▶ **Exercise prompt**:
Records follow. Pull out every line that contains "title".

## start Provided material

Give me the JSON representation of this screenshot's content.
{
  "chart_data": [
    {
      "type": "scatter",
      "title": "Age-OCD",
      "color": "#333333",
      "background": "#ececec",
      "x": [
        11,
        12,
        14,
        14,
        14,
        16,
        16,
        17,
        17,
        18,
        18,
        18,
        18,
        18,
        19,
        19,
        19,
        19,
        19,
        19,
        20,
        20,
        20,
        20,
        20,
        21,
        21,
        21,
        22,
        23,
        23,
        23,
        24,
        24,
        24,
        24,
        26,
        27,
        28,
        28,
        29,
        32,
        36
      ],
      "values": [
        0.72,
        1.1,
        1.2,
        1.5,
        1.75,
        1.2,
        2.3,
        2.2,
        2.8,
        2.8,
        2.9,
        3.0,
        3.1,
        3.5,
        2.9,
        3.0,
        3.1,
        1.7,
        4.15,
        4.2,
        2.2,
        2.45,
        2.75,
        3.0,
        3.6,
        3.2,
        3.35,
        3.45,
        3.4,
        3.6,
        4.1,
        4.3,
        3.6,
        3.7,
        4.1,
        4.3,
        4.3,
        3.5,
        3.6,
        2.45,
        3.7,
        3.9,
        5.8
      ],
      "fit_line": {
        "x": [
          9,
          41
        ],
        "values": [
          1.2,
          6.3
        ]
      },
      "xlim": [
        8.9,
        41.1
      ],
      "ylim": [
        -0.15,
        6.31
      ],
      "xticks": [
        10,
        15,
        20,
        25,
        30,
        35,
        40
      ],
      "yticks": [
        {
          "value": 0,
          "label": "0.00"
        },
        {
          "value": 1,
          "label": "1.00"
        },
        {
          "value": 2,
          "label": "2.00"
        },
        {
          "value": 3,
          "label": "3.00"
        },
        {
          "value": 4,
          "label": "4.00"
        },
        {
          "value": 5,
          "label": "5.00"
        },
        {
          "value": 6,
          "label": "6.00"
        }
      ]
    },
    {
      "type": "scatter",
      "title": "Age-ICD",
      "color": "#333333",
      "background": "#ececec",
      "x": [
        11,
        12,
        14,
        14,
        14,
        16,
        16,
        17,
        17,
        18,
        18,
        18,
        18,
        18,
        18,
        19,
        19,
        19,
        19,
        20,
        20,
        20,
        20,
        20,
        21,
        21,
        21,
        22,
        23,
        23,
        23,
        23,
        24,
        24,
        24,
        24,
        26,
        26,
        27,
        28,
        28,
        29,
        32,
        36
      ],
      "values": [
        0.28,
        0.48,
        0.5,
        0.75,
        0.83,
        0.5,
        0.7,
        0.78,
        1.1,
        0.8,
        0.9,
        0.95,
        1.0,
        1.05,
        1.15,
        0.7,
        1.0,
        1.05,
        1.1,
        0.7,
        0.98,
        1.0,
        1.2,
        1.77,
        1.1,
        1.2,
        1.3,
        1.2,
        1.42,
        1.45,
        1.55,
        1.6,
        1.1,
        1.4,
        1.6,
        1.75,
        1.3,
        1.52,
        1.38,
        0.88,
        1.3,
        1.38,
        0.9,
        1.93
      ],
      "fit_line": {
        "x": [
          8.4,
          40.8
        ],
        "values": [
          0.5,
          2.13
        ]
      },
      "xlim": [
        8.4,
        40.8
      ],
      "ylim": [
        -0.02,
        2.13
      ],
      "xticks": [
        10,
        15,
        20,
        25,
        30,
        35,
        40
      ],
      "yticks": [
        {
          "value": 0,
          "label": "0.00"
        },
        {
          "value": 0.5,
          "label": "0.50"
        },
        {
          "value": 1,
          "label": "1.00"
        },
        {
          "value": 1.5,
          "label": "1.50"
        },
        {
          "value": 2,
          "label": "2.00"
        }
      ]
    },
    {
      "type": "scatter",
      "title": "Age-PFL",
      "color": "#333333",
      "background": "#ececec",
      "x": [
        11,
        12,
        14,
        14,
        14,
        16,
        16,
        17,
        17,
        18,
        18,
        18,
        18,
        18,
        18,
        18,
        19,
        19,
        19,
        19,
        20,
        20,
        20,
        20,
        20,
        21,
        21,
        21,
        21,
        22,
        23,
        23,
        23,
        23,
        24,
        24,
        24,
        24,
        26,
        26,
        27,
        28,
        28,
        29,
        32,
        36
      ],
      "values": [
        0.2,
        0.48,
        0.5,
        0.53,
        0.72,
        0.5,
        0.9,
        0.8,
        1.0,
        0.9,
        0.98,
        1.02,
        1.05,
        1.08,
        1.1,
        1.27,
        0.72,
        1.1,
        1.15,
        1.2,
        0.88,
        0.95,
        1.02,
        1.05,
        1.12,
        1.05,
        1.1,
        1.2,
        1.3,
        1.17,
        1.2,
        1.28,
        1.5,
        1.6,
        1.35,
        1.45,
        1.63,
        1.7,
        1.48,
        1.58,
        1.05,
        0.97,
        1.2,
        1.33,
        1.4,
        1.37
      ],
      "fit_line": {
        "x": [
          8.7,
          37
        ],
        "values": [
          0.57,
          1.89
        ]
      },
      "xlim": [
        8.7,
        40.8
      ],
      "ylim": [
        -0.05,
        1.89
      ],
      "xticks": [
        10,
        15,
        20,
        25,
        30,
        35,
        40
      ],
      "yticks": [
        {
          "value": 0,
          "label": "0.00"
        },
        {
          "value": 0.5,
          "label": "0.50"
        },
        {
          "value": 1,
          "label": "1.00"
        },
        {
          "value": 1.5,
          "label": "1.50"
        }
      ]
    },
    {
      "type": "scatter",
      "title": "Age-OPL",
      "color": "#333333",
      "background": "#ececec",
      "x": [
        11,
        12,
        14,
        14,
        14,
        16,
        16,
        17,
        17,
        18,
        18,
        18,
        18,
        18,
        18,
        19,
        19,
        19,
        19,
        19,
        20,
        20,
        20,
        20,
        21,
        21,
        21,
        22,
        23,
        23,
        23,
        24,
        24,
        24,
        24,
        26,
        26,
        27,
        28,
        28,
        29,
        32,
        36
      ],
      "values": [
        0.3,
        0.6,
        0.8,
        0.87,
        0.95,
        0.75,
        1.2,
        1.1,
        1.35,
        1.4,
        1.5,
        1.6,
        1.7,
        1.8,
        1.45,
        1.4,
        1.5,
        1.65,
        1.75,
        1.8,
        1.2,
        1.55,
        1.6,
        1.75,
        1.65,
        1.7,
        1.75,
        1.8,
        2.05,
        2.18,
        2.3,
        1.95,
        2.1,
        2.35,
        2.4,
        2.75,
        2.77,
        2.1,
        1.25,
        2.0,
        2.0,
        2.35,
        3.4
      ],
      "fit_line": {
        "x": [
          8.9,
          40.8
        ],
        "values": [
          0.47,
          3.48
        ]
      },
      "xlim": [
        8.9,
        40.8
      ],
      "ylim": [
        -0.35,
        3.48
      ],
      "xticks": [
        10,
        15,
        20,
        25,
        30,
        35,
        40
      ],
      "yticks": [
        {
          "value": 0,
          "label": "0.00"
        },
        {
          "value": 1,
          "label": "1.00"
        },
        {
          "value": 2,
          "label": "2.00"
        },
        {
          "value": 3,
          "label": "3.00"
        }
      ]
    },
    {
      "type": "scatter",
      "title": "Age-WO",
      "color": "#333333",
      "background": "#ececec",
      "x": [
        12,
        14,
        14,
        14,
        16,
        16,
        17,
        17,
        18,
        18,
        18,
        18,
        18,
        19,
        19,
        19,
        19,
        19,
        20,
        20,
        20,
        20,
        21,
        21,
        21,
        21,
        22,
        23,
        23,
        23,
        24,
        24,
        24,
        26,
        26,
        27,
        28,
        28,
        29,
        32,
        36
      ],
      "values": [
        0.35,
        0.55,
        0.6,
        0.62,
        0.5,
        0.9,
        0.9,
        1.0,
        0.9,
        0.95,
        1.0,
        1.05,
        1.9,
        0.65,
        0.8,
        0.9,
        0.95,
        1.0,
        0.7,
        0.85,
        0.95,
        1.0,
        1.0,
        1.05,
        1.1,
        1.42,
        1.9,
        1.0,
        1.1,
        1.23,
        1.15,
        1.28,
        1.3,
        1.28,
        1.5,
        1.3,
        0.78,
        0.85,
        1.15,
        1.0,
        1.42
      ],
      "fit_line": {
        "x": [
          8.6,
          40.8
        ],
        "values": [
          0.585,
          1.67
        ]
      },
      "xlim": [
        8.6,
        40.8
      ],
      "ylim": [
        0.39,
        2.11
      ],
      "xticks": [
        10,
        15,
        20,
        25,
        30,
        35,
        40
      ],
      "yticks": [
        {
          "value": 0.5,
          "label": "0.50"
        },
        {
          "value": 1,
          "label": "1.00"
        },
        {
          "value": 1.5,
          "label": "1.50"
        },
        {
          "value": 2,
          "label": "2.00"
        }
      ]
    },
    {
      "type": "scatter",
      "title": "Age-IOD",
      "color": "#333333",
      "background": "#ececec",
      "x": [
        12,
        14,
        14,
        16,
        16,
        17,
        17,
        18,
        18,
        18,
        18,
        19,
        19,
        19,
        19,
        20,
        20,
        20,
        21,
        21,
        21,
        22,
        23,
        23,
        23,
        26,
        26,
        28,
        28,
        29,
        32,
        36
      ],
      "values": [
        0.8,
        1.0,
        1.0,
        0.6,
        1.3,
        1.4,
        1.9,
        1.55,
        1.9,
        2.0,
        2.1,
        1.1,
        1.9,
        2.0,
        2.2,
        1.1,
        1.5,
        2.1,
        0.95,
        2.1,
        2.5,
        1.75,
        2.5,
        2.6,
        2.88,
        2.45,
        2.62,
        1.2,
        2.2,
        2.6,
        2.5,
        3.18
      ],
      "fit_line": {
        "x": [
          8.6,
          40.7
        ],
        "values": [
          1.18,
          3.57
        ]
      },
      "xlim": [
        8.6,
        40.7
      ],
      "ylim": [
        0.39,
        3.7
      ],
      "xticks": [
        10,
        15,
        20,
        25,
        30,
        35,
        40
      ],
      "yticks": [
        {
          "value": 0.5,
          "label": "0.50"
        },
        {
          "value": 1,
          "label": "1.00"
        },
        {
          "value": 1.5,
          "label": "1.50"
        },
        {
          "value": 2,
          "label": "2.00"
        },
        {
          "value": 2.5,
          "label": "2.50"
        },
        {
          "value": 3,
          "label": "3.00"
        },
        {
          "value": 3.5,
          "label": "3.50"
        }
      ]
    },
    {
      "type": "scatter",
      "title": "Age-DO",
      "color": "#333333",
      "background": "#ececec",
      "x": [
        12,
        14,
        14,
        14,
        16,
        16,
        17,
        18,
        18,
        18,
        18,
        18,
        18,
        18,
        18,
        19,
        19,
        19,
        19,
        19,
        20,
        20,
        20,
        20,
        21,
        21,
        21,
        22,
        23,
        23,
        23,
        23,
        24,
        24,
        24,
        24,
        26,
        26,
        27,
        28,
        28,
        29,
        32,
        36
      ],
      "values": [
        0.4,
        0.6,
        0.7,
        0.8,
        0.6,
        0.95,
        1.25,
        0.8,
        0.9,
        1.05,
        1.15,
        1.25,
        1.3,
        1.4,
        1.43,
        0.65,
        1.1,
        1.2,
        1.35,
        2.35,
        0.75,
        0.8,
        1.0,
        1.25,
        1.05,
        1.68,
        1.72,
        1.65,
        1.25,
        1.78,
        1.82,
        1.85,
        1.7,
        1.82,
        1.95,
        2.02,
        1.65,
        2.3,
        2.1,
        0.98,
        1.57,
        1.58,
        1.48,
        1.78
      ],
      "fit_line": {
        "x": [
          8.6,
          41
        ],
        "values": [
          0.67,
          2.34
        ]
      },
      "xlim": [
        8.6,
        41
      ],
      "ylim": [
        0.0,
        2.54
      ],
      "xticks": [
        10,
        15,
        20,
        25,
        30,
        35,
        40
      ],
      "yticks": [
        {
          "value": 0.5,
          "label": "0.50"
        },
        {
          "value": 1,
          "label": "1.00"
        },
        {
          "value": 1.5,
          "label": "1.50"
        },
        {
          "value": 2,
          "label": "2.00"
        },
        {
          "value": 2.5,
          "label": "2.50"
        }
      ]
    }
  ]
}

## end Provided material

▶ **Solution for this task**:
      "title": "Age-OCD",
      "title": "Age-ICD",
      "title": "Age-PFL",
      "title": "Age-OPL",
      "title": "Age-WO",
      "title": "Age-IOD",
      "title": "Age-DO",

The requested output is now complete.